According to the passage below on the history of European integration, why is research on transnational networks a promising route? Answer in one to three sentences.

__SELECTED PASSAGE__.
# # # #
There is an interesting transatlantic (or trans-channel) divide about the importance of the idea of Europe – about Europe as a political project. Arguing in the tradition of Walter Lipgens[9] Elvert conceives of European integration as the project of postwar European leaders attached to a federalist finalité politique (p. 1). Judt and Dinan agree that “Monnet’s flights of fancy notwithstanding” (Judt, p. 158), European integration was clearly not a project, but a contingent outcome based on converging national interest. Instead, the ECSC was a tool, a “political vehicle in economic guise, a device for overcoming Franco-German hostility” (ibid.).
However, interests are only part of the story. Dinan additionally stresses the importance of the “right” combinations of individuals and ideas (such as Delors and the Single Market), and the long-term effects of institutions, recurrent interaction (such as in the Franco-German tandem under the Elysée Treaty) and networks (pp. 323-324). Judt highlights a network of postwar Christian democrats, their pre-1918 transnational experiences and the knowledge of a common language that helped to build up trust among politicians like De Gasperi, Schuman and Adenauer (p. 157). Research on such transnational networks is surely a promising route to follow, especially because it reaches beyond the at times sterile interest-ideas-divide.[10]
3. Periods of European integration
The periodisation of European integration history that the authors suggest overlaps in many respects: 1950/52 – the founding of the ECSC is recognised as a new departure by all three authors. 1973 – the first enlargement – is an important dividing line for Elvert as well as for Judt. All three of them also agree on the importance of the changes of 1989. As a result of the divergent interpretative frameworks discussed above, however, the authors’ interpretations differ in respect to the 1970s and 1980s.
Judt’s periodisation is oriented towards the entire history of Postwar Europe. The immediate “Post-War” until 1953, when the Cold War started, was followed by “Prosperity and its Discontents 1953–1971”. This boom of not even “vingt glorieuses” turned into “Recessional 1971–1989”, which characterised the 1970s and 1980s. In “After the fall 1989–2005” he recounts the coming back together of Europe after the end of Communism.
In each of these chapters, he also covers European integration history which he at times divides up differently.
Elvert distinguishes only three partially overlapping periods and focuses on different aspects within the respective periods. The founding years (Gründungsphase) of the Communities included the years between
1952 and 1973, i.e. from the founding of the ECSC until the first enlargement. Given that his book is about three times as long as Elvert’s, Dinan’s chapters distinguish eight different periods between
1945 and 2004. The first chapter covers the immediate postwar situation, the activities of the European movement, and first attempts at integration up until the Schuman Declaration of May 1950. The second chapter describes the establishment of the three Communities until 1958.
# # # #
__STORED DATA__.
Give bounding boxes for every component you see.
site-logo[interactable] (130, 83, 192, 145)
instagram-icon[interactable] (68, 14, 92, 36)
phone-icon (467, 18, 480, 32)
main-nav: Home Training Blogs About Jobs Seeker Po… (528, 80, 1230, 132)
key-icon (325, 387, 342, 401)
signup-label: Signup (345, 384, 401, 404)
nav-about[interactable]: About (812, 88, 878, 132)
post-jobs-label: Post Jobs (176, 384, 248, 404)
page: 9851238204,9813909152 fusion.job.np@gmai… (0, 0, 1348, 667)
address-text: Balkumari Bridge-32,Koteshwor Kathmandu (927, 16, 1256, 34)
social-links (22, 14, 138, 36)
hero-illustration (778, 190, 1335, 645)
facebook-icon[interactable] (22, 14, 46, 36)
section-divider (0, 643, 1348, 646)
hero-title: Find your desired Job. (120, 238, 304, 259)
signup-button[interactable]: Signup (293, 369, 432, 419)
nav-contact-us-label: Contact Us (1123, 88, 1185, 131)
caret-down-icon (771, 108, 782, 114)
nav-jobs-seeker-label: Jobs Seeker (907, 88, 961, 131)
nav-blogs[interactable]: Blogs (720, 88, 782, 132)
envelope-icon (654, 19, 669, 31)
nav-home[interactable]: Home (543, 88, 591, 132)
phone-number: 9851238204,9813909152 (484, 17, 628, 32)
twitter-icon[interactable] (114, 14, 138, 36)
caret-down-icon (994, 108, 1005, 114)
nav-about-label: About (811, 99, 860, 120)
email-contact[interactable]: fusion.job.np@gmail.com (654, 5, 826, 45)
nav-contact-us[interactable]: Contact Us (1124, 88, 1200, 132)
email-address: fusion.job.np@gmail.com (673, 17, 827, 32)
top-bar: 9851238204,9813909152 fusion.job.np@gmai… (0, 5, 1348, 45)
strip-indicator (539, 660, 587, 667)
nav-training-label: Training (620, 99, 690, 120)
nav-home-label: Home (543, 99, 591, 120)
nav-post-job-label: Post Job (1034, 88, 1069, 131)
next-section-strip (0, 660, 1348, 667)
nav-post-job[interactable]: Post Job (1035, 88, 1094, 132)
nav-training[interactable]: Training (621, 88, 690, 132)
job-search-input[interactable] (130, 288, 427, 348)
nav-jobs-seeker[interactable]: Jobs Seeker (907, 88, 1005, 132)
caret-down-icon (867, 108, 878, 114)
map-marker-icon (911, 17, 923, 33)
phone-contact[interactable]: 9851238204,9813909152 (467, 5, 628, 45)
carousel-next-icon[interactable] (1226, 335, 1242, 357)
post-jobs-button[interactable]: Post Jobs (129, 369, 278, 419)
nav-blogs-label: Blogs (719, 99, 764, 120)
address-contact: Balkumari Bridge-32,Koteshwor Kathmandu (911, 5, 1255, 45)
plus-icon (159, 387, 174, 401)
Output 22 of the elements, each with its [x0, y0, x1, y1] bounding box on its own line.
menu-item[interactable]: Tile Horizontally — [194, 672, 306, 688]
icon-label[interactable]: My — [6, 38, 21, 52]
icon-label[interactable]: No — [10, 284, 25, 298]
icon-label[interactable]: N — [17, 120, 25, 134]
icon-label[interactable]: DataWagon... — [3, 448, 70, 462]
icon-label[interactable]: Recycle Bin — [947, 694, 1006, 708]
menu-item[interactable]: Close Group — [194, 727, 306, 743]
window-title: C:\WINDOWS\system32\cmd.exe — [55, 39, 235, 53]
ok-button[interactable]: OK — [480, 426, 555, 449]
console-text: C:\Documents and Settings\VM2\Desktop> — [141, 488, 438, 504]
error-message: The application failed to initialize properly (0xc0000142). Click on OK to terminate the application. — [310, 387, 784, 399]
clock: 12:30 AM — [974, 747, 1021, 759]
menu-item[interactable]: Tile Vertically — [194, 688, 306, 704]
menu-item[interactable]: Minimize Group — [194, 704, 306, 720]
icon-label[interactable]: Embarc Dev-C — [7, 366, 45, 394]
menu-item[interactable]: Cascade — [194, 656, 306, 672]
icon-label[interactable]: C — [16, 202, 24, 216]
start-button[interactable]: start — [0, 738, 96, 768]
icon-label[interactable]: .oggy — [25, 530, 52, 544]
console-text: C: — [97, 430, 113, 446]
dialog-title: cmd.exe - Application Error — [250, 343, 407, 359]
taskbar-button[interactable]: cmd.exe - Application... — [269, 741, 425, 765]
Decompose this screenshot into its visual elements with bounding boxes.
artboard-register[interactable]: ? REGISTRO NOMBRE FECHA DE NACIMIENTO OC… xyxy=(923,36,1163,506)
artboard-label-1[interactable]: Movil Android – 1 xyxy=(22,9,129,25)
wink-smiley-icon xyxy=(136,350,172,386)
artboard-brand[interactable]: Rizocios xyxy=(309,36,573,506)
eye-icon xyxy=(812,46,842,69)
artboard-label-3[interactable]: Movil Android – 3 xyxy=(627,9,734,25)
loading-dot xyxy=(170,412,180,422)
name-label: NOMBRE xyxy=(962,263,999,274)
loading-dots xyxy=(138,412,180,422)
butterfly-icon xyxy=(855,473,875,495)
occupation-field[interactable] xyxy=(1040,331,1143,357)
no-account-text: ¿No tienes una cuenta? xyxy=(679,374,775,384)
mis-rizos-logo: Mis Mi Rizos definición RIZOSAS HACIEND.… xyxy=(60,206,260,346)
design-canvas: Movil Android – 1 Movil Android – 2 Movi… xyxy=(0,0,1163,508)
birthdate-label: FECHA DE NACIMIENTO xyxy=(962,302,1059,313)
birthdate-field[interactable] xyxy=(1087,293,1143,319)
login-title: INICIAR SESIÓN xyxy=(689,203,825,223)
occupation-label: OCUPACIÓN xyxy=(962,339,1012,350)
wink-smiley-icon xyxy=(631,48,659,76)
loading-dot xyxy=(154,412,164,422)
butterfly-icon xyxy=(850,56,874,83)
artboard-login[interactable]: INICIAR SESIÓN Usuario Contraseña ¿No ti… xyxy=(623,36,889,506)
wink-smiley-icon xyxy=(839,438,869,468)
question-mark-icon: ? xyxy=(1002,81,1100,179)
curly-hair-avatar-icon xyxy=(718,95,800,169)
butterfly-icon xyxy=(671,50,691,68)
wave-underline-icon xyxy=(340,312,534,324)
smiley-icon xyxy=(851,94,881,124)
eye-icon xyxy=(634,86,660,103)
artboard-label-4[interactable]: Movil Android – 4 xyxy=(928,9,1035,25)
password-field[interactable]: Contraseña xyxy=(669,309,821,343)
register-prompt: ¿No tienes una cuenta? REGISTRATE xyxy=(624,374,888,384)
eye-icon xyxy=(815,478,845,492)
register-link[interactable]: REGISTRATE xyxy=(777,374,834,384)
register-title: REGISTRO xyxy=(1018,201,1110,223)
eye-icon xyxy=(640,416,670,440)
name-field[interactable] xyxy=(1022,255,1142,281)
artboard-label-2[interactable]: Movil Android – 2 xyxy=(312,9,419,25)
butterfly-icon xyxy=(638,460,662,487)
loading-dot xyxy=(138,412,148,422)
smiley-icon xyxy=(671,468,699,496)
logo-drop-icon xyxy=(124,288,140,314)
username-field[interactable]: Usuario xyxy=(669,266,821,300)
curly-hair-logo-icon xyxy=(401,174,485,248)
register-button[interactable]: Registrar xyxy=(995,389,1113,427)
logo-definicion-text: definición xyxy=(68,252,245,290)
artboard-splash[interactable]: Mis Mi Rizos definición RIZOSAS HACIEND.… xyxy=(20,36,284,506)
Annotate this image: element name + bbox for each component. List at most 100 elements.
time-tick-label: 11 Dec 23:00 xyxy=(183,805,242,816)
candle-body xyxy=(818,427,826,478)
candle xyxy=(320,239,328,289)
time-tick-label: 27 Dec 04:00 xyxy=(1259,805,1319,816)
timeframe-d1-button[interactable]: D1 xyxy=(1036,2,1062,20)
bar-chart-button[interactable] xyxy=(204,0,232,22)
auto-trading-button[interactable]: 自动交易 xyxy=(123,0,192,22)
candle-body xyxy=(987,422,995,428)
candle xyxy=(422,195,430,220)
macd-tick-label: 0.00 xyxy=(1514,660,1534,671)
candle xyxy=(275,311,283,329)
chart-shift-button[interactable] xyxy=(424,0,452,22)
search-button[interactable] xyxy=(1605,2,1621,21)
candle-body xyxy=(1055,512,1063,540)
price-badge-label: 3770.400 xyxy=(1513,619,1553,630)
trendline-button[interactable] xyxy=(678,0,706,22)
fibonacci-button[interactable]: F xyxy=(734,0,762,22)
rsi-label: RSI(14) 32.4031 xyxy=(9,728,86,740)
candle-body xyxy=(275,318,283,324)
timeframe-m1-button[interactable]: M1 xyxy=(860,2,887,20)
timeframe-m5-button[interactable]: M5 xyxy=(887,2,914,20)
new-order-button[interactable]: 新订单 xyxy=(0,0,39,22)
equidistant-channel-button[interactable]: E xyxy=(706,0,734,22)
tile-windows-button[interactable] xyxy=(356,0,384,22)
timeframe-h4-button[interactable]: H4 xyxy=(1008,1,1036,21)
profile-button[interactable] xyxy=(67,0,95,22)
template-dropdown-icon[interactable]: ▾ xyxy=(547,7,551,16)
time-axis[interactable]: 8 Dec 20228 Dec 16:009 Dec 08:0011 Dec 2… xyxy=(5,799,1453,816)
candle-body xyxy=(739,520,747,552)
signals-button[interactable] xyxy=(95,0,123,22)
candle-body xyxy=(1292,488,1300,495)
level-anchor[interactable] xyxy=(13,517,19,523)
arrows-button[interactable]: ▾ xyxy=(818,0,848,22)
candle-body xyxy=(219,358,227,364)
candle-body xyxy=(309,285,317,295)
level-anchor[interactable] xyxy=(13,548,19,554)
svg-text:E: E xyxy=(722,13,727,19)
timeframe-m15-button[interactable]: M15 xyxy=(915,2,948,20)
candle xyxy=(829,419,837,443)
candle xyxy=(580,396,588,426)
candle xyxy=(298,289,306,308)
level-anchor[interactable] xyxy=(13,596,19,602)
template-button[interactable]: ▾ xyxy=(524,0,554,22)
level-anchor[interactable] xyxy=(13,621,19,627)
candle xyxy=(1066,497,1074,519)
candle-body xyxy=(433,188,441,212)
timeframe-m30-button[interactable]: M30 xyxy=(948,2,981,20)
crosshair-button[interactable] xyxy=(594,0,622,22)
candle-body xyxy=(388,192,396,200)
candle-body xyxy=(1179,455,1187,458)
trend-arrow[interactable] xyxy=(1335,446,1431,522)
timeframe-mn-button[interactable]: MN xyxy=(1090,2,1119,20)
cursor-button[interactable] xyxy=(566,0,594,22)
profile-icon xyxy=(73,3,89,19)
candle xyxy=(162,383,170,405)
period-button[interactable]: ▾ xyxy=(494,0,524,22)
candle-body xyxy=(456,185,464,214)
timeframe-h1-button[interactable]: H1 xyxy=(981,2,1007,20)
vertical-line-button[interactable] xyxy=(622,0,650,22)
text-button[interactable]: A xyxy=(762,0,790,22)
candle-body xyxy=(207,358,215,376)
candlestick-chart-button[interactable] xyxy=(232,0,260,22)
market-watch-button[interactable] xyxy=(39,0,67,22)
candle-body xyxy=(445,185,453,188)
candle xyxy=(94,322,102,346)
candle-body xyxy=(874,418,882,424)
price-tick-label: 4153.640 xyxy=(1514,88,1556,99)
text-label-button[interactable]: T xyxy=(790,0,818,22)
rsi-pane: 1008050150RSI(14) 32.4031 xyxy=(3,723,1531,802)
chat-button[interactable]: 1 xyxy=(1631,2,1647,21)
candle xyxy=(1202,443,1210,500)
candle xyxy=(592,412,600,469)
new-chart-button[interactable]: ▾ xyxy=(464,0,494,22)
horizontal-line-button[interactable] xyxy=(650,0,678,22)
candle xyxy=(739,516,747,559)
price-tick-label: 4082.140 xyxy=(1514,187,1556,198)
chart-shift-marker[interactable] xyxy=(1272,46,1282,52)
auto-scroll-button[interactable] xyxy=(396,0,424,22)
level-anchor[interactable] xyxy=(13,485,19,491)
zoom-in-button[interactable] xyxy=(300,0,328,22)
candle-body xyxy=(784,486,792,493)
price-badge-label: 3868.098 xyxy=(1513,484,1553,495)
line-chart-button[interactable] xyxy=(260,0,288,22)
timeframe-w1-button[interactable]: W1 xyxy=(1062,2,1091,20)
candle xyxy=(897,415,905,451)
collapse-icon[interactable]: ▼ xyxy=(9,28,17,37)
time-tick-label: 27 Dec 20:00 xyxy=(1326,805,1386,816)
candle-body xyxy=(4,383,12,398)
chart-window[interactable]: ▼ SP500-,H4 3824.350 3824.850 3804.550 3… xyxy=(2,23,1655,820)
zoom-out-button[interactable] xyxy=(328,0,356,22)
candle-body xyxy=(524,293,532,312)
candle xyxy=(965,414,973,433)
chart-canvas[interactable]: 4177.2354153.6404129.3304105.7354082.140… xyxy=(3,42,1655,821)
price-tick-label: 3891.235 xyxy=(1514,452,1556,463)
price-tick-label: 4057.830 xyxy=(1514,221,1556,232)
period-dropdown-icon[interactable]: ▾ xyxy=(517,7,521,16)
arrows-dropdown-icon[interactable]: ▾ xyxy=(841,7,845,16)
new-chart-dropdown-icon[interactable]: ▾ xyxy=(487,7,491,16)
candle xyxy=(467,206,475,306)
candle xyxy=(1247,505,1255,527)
# # # #
__SOLUTION BELOW__. Such research reaches beyond the divide between interests and ideas, which is at times sterile. It can therefore account for factors beyond converging national interest, such as the trust built among politicians like De Gasperi, Schuman and Adenauer.